**Written instruction:** Quote the listing below in full and exactly as written, but omit every picture.

Data entries:
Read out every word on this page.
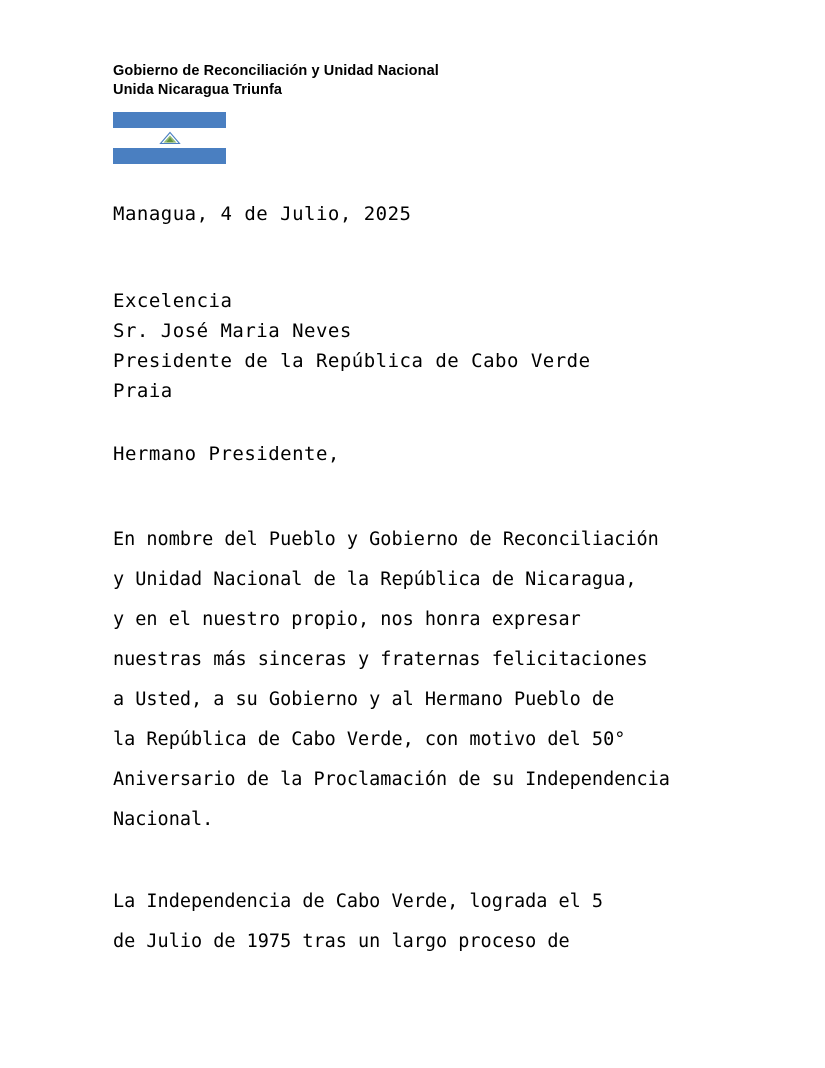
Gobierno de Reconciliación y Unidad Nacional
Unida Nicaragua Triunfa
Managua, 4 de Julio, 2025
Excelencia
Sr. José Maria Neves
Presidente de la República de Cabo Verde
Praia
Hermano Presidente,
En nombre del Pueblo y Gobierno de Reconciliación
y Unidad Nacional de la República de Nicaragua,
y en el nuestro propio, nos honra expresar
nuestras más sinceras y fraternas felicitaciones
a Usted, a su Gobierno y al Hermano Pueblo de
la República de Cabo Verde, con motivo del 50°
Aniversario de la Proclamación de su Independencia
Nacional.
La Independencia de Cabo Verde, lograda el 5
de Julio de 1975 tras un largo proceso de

**Answer:**
Read out every word on this page.
Gobierno de Reconciliación y Unidad Nacional
Unida Nicaragua Triunfa
Managua, 4 de Julio, 2025
Excelencia
Sr. José Maria Neves
Presidente de la República de Cabo Verde
Praia
Hermano Presidente,
En nombre del Pueblo y Gobierno de Reconciliación
y Unidad Nacional de la República de Nicaragua,
y en el nuestro propio, nos honra expresar
nuestras más sinceras y fraternas felicitaciones
a Usted, a su Gobierno y al Hermano Pueblo de
la República de Cabo Verde, con motivo del 50°
Aniversario de la Proclamación de su Independencia
Nacional.
La Independencia de Cabo Verde, lograda el 5
de Julio de 1975 tras un largo proceso de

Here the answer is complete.